◆ WHAT IS ASKED: Do any lines in the data below contain "start"? If so, copy every one of them.

◇ ◇ ◇ ◇

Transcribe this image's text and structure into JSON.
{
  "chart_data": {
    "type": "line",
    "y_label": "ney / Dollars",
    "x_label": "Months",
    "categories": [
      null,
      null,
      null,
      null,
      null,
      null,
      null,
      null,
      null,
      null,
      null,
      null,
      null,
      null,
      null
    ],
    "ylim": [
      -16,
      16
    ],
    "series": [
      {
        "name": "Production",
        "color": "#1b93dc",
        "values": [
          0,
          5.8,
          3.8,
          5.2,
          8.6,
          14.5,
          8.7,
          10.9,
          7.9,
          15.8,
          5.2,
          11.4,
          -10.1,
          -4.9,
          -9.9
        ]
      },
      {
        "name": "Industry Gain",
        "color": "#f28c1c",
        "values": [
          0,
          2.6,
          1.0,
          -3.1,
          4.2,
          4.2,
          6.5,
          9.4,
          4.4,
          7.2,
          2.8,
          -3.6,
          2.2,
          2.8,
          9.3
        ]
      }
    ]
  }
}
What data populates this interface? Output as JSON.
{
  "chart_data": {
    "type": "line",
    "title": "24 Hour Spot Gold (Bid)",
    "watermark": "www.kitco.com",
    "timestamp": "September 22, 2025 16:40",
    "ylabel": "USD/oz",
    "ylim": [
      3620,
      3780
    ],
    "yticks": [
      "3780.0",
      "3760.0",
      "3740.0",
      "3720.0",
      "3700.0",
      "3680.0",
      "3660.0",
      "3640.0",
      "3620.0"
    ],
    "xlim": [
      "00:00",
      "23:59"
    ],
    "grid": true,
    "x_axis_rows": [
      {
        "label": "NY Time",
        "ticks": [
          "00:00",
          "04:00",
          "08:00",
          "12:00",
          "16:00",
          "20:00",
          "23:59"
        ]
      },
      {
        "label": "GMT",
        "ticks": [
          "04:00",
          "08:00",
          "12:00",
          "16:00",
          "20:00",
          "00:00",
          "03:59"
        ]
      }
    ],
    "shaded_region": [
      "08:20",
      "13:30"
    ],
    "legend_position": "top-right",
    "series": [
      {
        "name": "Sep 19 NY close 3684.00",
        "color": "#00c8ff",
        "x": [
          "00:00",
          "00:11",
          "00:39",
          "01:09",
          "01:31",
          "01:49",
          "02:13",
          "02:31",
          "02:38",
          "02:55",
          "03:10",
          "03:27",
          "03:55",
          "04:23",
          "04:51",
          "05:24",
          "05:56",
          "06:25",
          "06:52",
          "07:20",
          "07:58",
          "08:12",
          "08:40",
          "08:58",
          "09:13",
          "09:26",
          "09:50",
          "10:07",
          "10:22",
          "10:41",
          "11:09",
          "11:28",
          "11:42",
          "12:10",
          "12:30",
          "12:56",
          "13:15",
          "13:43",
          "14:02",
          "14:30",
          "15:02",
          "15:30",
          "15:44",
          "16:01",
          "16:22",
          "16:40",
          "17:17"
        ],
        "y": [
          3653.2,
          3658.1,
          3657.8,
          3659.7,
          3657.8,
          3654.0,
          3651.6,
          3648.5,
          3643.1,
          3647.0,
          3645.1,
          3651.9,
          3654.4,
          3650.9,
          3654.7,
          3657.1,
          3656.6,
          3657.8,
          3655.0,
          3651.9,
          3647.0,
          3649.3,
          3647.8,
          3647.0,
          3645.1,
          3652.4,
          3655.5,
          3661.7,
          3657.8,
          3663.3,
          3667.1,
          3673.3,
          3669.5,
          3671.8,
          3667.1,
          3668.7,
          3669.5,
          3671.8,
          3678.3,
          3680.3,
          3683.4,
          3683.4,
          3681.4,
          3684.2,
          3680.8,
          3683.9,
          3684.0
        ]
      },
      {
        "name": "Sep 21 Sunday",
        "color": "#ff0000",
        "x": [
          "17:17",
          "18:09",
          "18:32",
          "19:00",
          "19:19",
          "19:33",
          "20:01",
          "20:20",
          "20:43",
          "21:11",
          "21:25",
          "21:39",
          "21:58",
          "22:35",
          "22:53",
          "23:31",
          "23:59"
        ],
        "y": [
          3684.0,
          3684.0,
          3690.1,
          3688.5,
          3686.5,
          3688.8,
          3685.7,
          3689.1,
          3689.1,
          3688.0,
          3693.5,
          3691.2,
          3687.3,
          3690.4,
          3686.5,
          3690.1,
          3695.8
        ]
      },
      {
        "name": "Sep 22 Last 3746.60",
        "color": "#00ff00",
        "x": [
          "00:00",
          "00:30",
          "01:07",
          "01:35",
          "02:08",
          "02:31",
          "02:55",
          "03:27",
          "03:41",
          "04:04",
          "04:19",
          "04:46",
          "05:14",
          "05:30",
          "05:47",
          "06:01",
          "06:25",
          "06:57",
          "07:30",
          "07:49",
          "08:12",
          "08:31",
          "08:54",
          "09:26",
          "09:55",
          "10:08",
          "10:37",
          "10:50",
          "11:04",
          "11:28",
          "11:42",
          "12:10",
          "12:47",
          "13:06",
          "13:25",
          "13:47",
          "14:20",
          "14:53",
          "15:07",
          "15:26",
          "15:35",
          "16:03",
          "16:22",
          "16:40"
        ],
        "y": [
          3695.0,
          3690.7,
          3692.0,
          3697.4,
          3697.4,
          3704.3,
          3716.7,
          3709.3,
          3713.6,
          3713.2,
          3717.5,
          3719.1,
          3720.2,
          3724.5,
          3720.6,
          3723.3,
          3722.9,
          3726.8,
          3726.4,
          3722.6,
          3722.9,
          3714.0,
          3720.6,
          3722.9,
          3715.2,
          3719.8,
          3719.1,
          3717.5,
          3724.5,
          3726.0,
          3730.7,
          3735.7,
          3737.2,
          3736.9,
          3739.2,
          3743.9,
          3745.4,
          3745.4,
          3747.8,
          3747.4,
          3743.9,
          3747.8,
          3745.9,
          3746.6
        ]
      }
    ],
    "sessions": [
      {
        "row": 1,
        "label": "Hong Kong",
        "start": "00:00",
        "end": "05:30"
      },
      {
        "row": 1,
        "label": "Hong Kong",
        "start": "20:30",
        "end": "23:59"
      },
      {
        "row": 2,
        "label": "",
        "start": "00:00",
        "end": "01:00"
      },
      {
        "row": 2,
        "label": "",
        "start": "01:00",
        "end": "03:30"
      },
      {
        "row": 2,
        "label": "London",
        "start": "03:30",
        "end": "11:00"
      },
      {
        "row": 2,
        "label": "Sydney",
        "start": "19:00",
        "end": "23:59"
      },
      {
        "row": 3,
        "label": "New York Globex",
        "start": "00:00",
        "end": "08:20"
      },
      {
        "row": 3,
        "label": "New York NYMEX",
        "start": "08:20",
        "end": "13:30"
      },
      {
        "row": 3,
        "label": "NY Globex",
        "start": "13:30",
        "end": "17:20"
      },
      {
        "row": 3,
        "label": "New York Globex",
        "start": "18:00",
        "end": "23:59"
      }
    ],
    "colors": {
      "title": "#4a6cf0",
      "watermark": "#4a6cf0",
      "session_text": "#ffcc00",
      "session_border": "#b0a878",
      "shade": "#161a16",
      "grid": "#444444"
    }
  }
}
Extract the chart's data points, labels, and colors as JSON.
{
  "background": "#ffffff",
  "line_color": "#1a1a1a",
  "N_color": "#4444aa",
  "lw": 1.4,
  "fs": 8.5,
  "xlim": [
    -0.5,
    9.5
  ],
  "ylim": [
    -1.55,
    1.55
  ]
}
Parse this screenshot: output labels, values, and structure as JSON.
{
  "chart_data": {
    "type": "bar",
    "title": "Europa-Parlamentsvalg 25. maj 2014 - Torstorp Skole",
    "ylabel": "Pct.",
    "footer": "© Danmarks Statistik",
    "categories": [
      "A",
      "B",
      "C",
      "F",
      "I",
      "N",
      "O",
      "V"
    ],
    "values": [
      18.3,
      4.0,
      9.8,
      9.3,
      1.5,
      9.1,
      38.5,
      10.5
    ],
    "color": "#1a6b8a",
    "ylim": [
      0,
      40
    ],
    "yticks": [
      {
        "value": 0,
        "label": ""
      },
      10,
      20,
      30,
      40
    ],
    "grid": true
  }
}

◇ ◇ ◇ ◇

◆ RESPONSE BELOW:
        "start": "00:00",
        "start": "20:30",
        "start": "00:00",
        "start": "01:00",
        "start": "03:30",
        "start": "19:00",
        "start": "00:00",
        "start": "08:20",
        "start": "13:30",
        "start": "18:00",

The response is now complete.